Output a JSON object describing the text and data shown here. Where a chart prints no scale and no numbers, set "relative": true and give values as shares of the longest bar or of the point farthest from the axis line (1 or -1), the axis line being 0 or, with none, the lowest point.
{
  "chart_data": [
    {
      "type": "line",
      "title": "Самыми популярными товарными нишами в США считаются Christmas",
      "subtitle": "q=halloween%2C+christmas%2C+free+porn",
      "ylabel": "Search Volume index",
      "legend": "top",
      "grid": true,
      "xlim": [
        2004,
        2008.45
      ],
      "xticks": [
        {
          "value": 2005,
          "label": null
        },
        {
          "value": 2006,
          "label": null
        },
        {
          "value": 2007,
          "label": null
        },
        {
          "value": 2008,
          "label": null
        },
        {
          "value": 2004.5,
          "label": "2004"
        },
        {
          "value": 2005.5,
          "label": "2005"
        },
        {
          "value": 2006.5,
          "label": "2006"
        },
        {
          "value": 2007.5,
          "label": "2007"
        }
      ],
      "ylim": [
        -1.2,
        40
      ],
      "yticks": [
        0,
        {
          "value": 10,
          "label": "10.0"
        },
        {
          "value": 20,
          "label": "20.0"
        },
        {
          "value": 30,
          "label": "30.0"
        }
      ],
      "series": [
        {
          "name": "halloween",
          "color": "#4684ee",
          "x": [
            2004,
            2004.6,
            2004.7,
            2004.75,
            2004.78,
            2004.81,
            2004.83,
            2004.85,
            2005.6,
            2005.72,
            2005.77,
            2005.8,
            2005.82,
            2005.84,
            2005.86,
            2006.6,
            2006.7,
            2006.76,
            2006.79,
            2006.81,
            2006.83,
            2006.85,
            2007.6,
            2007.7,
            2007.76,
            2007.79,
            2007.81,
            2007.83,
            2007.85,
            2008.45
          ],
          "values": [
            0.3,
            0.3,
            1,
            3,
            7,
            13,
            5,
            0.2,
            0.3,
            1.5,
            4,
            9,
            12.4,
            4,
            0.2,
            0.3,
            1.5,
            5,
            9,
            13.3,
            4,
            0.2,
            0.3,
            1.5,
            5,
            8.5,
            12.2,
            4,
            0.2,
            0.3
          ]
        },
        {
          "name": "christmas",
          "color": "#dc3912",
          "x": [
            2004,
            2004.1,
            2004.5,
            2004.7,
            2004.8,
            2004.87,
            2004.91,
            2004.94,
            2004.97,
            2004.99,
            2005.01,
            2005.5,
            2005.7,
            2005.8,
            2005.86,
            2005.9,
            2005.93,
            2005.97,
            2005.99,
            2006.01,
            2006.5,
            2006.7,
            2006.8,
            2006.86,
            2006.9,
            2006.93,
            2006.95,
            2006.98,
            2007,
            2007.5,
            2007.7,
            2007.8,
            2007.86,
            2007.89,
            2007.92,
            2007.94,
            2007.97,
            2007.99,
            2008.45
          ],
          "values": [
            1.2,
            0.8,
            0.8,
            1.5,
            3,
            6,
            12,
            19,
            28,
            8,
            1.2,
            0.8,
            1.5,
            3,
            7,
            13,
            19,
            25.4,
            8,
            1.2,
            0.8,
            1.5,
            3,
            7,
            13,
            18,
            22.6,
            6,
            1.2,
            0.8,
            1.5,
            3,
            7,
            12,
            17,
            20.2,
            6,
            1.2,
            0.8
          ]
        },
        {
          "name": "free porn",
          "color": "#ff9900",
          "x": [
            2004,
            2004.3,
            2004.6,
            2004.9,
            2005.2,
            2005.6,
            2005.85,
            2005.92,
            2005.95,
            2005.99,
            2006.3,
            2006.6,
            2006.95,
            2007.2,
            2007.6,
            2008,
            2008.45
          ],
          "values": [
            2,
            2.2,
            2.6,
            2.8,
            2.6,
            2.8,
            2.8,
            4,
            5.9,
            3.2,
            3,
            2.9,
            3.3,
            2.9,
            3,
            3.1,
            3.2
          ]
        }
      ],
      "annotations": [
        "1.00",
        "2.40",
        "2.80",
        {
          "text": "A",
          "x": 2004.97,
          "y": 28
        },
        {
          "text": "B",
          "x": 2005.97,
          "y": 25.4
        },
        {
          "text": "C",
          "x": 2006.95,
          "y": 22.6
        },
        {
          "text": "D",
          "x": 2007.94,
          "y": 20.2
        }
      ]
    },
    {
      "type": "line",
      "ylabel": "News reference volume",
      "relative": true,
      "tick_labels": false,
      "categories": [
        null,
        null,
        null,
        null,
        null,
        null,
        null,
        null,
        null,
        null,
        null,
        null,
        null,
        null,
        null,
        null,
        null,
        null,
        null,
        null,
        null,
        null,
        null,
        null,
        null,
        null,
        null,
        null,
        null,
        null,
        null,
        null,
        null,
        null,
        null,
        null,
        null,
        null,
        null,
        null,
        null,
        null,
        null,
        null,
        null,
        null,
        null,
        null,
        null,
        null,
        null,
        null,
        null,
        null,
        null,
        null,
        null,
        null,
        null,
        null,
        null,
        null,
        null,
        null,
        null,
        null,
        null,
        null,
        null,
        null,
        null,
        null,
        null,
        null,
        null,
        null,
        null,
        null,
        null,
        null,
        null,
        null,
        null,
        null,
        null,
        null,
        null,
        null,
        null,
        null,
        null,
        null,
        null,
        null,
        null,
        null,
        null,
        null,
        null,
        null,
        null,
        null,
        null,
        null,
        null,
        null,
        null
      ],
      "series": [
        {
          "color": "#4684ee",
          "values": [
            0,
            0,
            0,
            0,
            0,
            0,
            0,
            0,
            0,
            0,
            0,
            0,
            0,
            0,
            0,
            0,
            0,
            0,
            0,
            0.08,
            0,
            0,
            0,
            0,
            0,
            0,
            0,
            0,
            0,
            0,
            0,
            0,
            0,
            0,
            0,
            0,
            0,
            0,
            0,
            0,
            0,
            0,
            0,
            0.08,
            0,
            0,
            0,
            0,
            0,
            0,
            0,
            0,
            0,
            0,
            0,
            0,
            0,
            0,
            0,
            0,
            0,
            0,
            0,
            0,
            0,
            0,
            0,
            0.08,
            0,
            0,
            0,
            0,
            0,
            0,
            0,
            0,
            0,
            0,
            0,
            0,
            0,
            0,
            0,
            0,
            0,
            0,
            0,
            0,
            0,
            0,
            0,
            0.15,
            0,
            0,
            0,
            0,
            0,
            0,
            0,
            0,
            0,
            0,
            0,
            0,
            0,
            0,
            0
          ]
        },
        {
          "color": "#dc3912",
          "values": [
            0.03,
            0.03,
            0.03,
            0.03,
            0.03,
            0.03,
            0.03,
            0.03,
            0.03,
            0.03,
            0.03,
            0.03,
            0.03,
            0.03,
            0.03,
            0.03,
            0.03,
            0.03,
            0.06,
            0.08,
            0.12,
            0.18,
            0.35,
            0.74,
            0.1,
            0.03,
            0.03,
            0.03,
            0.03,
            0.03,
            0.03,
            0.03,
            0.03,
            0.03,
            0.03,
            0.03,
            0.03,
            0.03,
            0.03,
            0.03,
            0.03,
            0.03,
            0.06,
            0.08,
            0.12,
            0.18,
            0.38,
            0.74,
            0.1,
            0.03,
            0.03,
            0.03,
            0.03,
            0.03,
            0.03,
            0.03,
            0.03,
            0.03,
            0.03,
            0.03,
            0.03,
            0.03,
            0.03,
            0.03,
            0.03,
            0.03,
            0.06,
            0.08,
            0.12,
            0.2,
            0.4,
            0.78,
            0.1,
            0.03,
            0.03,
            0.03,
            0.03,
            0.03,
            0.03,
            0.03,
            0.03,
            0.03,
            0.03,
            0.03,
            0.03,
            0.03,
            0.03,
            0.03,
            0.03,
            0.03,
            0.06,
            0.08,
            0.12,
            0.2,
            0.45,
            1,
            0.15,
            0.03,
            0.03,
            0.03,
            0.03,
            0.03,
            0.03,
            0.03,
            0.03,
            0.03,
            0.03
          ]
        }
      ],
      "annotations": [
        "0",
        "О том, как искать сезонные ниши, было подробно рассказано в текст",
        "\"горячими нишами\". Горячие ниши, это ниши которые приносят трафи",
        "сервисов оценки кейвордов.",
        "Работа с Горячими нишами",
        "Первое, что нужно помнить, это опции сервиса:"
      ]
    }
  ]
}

▸ **Given instruction**
Look through the entries above; copy each line where the string "ниши" appears.

▸ **Exercise response**
        "О том, как искать сезонные ниши, было подробно рассказано в текст",
        "\"горячими нишами\". Горячие ниши, это ниши которые приносят трафи",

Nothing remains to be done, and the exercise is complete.